EXERCISE OBJECTIVE ->
For each line in the records that contains "cells", make a copy.

DATA ->
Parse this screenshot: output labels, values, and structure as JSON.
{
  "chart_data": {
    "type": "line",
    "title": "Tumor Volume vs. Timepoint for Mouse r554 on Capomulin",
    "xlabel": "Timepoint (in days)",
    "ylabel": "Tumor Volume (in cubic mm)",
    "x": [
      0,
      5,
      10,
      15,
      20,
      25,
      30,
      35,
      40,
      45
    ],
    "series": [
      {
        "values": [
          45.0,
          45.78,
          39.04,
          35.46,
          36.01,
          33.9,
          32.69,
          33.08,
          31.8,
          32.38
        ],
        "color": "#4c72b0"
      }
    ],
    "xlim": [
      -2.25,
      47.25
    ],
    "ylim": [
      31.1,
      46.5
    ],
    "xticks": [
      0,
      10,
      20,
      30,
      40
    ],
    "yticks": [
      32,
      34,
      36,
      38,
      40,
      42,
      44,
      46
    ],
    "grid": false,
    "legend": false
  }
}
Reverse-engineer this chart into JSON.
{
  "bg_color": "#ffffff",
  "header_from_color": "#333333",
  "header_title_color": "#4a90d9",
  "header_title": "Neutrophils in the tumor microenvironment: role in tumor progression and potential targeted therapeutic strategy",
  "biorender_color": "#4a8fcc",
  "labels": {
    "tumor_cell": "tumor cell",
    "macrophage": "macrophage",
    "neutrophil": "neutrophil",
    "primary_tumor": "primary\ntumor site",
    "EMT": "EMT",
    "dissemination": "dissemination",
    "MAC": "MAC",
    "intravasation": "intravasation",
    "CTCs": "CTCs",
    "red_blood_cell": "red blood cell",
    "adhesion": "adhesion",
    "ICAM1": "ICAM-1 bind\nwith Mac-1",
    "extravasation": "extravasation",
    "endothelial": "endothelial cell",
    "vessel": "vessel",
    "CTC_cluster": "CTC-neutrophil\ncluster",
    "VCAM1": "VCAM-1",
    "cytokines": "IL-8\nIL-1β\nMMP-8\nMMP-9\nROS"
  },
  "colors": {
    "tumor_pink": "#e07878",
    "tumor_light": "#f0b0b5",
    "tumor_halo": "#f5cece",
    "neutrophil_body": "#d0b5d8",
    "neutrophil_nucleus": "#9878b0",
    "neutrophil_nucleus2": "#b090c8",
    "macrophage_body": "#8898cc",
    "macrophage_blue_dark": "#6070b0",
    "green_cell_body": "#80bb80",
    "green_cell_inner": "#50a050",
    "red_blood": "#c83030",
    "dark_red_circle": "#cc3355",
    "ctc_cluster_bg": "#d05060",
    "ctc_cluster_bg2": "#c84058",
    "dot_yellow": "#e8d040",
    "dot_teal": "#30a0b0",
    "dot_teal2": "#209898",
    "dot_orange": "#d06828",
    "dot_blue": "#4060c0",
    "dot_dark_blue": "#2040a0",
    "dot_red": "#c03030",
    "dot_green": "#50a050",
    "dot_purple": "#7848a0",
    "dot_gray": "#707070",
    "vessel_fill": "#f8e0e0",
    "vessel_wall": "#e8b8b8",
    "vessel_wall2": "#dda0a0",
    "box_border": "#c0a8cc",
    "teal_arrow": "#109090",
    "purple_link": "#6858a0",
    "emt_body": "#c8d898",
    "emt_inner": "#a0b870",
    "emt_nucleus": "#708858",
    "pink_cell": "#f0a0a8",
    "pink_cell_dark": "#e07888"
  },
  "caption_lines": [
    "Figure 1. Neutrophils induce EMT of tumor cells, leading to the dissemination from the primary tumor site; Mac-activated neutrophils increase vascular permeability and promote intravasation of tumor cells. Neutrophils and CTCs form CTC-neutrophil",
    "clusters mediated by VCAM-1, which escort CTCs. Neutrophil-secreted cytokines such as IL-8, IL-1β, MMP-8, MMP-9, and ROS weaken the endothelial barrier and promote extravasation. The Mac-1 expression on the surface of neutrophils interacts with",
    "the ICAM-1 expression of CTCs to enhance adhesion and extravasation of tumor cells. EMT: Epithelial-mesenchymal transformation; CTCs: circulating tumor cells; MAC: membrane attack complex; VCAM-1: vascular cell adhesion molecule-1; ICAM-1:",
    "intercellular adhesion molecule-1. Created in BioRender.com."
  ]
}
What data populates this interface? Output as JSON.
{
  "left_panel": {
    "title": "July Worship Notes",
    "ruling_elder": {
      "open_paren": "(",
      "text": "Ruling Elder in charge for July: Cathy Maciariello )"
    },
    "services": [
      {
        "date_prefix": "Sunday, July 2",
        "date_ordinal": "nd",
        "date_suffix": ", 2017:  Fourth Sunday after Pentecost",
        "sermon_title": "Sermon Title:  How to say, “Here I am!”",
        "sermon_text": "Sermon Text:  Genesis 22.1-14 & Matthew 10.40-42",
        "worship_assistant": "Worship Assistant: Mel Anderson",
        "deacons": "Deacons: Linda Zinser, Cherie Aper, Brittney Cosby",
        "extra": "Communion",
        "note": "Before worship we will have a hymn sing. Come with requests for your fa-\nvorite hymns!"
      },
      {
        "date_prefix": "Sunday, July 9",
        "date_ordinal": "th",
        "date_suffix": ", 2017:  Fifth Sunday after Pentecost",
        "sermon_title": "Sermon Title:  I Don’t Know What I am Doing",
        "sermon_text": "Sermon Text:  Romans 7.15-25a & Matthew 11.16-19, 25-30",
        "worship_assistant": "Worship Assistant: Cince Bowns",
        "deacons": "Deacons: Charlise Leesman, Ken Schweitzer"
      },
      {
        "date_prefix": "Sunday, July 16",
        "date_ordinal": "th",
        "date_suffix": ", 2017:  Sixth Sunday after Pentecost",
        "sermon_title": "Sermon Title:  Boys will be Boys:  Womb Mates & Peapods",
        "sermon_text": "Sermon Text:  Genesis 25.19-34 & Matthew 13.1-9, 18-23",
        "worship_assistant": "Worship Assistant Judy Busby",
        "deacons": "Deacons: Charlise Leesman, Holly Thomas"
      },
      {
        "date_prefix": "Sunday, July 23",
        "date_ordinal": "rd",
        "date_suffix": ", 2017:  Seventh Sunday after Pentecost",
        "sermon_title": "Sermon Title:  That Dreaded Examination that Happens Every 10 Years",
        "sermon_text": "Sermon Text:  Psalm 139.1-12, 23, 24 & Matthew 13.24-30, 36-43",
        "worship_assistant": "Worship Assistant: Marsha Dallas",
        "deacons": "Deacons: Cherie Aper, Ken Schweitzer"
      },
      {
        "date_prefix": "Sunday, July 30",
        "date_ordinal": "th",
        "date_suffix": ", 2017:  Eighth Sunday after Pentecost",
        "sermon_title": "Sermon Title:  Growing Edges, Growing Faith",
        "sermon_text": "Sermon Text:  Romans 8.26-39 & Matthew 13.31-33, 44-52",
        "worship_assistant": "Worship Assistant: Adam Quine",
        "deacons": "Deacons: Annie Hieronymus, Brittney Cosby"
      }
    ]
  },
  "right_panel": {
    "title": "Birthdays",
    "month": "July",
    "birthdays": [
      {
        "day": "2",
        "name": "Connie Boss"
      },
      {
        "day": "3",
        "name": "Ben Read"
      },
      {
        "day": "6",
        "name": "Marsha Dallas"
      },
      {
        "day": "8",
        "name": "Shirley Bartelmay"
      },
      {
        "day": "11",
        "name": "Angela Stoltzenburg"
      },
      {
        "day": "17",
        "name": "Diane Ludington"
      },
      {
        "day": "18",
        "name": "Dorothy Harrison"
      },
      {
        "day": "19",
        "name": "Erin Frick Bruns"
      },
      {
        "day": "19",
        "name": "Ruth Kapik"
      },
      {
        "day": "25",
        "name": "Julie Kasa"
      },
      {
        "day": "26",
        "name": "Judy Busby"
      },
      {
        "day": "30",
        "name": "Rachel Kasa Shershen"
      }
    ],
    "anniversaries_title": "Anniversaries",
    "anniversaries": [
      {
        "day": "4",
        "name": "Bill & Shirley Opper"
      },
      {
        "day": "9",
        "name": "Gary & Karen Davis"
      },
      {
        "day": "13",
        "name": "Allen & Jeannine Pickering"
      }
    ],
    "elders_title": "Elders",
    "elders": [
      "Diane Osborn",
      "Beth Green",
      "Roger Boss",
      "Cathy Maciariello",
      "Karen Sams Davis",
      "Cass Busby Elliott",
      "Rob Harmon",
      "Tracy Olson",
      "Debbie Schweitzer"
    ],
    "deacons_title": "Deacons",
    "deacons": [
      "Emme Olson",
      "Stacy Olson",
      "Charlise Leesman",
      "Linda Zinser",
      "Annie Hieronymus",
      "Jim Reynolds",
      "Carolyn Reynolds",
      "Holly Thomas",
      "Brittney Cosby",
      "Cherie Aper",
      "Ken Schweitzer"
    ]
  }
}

WRITTEN ANSWER ->
    "Figure 1. Neutrophils induce EMT of tumor cells, leading to the dissemination from the primary tumor site; Mac-activated neutrophils increase vascular permeability and promote intravasation of tumor cells. Neutrophils and CTCs form CTC-neutrophil",
    "the ICAM-1 expression of CTCs to enhance adhesion and extravasation of tumor cells. EMT: Epithelial-mesenchymal transformation; CTCs: circulating tumor cells; MAC: membrane attack complex; VCAM-1: vascular cell adhesion molecule-1; ICAM-1:",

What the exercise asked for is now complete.